Figure record listings:
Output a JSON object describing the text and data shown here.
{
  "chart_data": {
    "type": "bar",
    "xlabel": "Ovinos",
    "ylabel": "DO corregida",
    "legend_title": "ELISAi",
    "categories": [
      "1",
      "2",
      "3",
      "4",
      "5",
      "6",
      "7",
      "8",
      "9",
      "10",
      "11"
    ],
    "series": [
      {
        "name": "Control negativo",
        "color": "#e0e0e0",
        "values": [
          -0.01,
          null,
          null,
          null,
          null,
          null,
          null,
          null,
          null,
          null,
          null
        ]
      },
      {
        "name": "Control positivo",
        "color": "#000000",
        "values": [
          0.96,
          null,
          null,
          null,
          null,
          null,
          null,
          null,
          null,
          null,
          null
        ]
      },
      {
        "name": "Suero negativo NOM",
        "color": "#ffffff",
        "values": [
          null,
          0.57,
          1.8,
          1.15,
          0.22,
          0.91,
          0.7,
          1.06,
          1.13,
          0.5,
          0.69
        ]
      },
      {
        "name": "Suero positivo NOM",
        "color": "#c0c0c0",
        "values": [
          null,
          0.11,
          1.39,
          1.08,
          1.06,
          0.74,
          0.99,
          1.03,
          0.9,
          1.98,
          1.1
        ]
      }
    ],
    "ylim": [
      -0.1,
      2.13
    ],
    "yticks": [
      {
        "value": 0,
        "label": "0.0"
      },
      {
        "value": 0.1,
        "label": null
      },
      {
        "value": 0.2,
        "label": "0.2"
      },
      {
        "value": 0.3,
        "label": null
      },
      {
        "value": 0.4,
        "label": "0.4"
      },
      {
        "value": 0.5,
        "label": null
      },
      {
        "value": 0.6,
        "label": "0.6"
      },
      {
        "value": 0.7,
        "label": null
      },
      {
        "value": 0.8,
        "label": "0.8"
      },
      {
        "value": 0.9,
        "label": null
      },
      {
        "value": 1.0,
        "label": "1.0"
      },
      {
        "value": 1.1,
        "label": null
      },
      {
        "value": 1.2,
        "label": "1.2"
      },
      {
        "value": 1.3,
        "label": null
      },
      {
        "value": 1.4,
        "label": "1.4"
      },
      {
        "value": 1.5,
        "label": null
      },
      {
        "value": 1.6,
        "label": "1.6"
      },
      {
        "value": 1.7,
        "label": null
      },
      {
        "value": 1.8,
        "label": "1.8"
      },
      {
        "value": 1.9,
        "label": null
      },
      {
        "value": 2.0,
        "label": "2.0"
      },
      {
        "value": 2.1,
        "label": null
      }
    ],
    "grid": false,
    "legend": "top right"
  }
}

• WHAT IS NEEDED
What is the number of lines in the data that hold the word "negativo"? Reply with that number and nothing else.

• RESPONSE TO THE TASK
2